To be done
Write out each line that follows exactly as it stands, without the pictures.

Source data
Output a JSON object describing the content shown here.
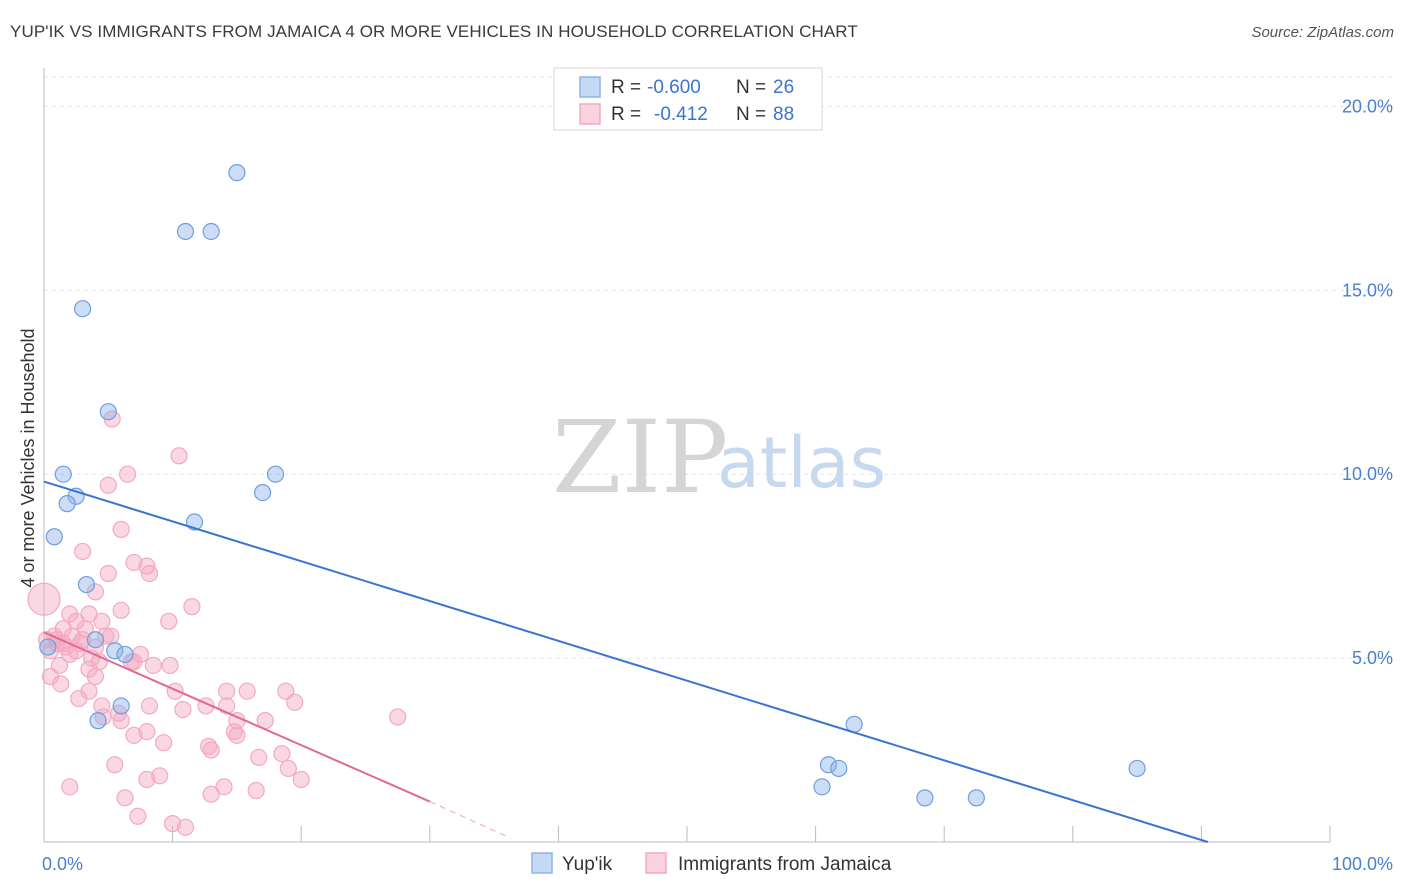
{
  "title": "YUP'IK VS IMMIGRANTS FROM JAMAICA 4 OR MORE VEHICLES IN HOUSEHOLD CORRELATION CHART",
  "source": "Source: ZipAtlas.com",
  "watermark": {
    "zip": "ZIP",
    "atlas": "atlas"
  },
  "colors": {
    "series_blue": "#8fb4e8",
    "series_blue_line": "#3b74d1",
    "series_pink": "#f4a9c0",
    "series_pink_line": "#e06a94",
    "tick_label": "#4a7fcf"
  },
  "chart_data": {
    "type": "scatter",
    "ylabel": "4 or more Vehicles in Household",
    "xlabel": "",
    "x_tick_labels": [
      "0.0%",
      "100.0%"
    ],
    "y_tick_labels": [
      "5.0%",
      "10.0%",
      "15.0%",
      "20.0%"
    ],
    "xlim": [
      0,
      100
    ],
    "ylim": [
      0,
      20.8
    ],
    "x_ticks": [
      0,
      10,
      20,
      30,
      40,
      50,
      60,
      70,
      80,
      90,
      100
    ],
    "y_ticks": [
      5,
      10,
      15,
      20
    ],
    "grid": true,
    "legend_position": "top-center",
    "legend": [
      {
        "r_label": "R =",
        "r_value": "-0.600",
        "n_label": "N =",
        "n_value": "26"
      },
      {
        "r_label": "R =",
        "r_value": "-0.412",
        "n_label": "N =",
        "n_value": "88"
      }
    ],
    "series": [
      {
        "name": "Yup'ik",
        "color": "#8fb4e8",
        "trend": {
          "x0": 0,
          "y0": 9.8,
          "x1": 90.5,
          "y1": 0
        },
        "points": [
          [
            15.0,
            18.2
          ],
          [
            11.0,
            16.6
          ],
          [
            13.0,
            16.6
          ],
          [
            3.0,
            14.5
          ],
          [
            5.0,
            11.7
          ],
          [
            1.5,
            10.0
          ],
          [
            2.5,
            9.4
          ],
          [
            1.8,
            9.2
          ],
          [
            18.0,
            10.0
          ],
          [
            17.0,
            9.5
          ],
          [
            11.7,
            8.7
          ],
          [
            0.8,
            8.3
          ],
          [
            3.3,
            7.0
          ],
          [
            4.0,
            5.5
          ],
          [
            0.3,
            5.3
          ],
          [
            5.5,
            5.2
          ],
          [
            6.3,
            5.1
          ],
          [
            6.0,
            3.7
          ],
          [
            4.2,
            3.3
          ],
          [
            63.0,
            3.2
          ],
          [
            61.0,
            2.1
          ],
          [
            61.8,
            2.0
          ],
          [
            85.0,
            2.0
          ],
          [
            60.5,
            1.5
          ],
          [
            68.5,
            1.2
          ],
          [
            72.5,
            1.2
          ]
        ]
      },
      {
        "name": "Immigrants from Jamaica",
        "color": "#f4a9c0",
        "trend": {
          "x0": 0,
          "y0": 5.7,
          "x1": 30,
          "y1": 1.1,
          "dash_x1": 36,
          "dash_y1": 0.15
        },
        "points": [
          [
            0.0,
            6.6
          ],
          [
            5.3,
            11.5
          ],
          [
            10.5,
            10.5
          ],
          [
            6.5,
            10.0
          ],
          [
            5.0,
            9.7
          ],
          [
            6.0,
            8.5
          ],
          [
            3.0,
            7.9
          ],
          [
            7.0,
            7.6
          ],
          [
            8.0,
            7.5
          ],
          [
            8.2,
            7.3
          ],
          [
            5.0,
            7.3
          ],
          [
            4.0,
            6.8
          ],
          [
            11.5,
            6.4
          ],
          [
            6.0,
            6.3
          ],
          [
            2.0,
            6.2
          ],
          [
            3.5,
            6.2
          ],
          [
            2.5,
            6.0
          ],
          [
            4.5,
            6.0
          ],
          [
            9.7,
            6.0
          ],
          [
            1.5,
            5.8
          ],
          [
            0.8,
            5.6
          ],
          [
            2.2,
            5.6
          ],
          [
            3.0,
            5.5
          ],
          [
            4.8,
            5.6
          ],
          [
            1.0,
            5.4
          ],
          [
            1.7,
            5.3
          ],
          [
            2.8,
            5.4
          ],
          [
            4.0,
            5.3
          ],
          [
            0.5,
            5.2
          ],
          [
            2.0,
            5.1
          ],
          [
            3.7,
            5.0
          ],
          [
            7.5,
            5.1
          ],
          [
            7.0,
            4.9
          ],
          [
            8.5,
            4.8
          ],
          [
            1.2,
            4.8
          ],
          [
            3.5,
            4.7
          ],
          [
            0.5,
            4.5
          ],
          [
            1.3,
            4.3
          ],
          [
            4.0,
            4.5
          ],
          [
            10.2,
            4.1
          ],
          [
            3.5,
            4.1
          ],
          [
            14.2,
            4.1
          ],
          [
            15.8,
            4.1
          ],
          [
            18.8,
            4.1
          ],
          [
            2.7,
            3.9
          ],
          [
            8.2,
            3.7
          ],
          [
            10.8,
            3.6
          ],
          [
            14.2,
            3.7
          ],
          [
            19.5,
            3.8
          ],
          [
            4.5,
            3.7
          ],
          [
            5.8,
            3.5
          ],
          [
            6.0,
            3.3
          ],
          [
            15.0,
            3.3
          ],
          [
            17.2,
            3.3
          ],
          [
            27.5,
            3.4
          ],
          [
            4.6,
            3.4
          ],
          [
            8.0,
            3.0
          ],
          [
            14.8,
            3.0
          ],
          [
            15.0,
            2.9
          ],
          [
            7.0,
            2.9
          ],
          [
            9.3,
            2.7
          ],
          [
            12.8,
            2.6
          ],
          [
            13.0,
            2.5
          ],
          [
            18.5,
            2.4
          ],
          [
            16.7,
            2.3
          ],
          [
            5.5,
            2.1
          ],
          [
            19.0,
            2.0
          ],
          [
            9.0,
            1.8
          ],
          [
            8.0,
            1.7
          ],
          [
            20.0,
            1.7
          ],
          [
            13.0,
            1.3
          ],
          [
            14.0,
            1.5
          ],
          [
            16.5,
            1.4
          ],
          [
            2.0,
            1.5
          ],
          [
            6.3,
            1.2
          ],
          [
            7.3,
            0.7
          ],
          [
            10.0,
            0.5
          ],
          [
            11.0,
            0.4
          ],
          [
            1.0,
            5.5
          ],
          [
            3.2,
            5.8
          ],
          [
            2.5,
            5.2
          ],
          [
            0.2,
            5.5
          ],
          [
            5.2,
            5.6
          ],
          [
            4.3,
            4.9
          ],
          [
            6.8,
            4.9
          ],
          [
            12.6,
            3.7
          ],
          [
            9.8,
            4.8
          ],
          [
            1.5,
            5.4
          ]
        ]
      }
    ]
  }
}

Final answer
Output a JSON object describing the content shown here.
{
  "title": "YUP'IK VS IMMIGRANTS FROM JAMAICA 4 OR MORE VEHICLES IN HOUSEHOLD CORRELATION CHART",
  "source": "Source: ZipAtlas.com",
  "watermark": {
    "zip": "ZIP",
    "atlas": "atlas"
  },
  "colors": {
    "series_blue": "#8fb4e8",
    "series_blue_line": "#3b74d1",
    "series_pink": "#f4a9c0",
    "series_pink_line": "#e06a94",
    "tick_label": "#4a7fcf"
  },
  "chart_data": {
    "type": "scatter",
    "ylabel": "4 or more Vehicles in Household",
    "xlabel": "",
    "x_tick_labels": [
      "0.0%",
      "100.0%"
    ],
    "y_tick_labels": [
      "5.0%",
      "10.0%",
      "15.0%",
      "20.0%"
    ],
    "xlim": [
      0,
      100
    ],
    "ylim": [
      0,
      20.8
    ],
    "x_ticks": [
      0,
      10,
      20,
      30,
      40,
      50,
      60,
      70,
      80,
      90,
      100
    ],
    "y_ticks": [
      5,
      10,
      15,
      20
    ],
    "grid": true,
    "legend_position": "top-center",
    "legend": [
      {
        "r_label": "R =",
        "r_value": "-0.600",
        "n_label": "N =",
        "n_value": "26"
      },
      {
        "r_label": "R =",
        "r_value": "-0.412",
        "n_label": "N =",
        "n_value": "88"
      }
    ],
    "series": [
      {
        "name": "Yup'ik",
        "color": "#8fb4e8",
        "trend": {
          "x0": 0,
          "y0": 9.8,
          "x1": 90.5,
          "y1": 0
        },
        "points": [
          [
            15.0,
            18.2
          ],
          [
            11.0,
            16.6
          ],
          [
            13.0,
            16.6
          ],
          [
            3.0,
            14.5
          ],
          [
            5.0,
            11.7
          ],
          [
            1.5,
            10.0
          ],
          [
            2.5,
            9.4
          ],
          [
            1.8,
            9.2
          ],
          [
            18.0,
            10.0
          ],
          [
            17.0,
            9.5
          ],
          [
            11.7,
            8.7
          ],
          [
            0.8,
            8.3
          ],
          [
            3.3,
            7.0
          ],
          [
            4.0,
            5.5
          ],
          [
            0.3,
            5.3
          ],
          [
            5.5,
            5.2
          ],
          [
            6.3,
            5.1
          ],
          [
            6.0,
            3.7
          ],
          [
            4.2,
            3.3
          ],
          [
            63.0,
            3.2
          ],
          [
            61.0,
            2.1
          ],
          [
            61.8,
            2.0
          ],
          [
            85.0,
            2.0
          ],
          [
            60.5,
            1.5
          ],
          [
            68.5,
            1.2
          ],
          [
            72.5,
            1.2
          ]
        ]
      },
      {
        "name": "Immigrants from Jamaica",
        "color": "#f4a9c0",
        "trend": {
          "x0": 0,
          "y0": 5.7,
          "x1": 30,
          "y1": 1.1,
          "dash_x1": 36,
          "dash_y1": 0.15
        },
        "points": [
          [
            0.0,
            6.6
          ],
          [
            5.3,
            11.5
          ],
          [
            10.5,
            10.5
          ],
          [
            6.5,
            10.0
          ],
          [
            5.0,
            9.7
          ],
          [
            6.0,
            8.5
          ],
          [
            3.0,
            7.9
          ],
          [
            7.0,
            7.6
          ],
          [
            8.0,
            7.5
          ],
          [
            8.2,
            7.3
          ],
          [
            5.0,
            7.3
          ],
          [
            4.0,
            6.8
          ],
          [
            11.5,
            6.4
          ],
          [
            6.0,
            6.3
          ],
          [
            2.0,
            6.2
          ],
          [
            3.5,
            6.2
          ],
          [
            2.5,
            6.0
          ],
          [
            4.5,
            6.0
          ],
          [
            9.7,
            6.0
          ],
          [
            1.5,
            5.8
          ],
          [
            0.8,
            5.6
          ],
          [
            2.2,
            5.6
          ],
          [
            3.0,
            5.5
          ],
          [
            4.8,
            5.6
          ],
          [
            1.0,
            5.4
          ],
          [
            1.7,
            5.3
          ],
          [
            2.8,
            5.4
          ],
          [
            4.0,
            5.3
          ],
          [
            0.5,
            5.2
          ],
          [
            2.0,
            5.1
          ],
          [
            3.7,
            5.0
          ],
          [
            7.5,
            5.1
          ],
          [
            7.0,
            4.9
          ],
          [
            8.5,
            4.8
          ],
          [
            1.2,
            4.8
          ],
          [
            3.5,
            4.7
          ],
          [
            0.5,
            4.5
          ],
          [
            1.3,
            4.3
          ],
          [
            4.0,
            4.5
          ],
          [
            10.2,
            4.1
          ],
          [
            3.5,
            4.1
          ],
          [
            14.2,
            4.1
          ],
          [
            15.8,
            4.1
          ],
          [
            18.8,
            4.1
          ],
          [
            2.7,
            3.9
          ],
          [
            8.2,
            3.7
          ],
          [
            10.8,
            3.6
          ],
          [
            14.2,
            3.7
          ],
          [
            19.5,
            3.8
          ],
          [
            4.5,
            3.7
          ],
          [
            5.8,
            3.5
          ],
          [
            6.0,
            3.3
          ],
          [
            15.0,
            3.3
          ],
          [
            17.2,
            3.3
          ],
          [
            27.5,
            3.4
          ],
          [
            4.6,
            3.4
          ],
          [
            8.0,
            3.0
          ],
          [
            14.8,
            3.0
          ],
          [
            15.0,
            2.9
          ],
          [
            7.0,
            2.9
          ],
          [
            9.3,
            2.7
          ],
          [
            12.8,
            2.6
          ],
          [
            13.0,
            2.5
          ],
          [
            18.5,
            2.4
          ],
          [
            16.7,
            2.3
          ],
          [
            5.5,
            2.1
          ],
          [
            19.0,
            2.0
          ],
          [
            9.0,
            1.8
          ],
          [
            8.0,
            1.7
          ],
          [
            20.0,
            1.7
          ],
          [
            13.0,
            1.3
          ],
          [
            14.0,
            1.5
          ],
          [
            16.5,
            1.4
          ],
          [
            2.0,
            1.5
          ],
          [
            6.3,
            1.2
          ],
          [
            7.3,
            0.7
          ],
          [
            10.0,
            0.5
          ],
          [
            11.0,
            0.4
          ],
          [
            1.0,
            5.5
          ],
          [
            3.2,
            5.8
          ],
          [
            2.5,
            5.2
          ],
          [
            0.2,
            5.5
          ],
          [
            5.2,
            5.6
          ],
          [
            4.3,
            4.9
          ],
          [
            6.8,
            4.9
          ],
          [
            12.6,
            3.7
          ],
          [
            9.8,
            4.8
          ],
          [
            1.5,
            5.4
          ]
        ]
      }
    ]
  }
}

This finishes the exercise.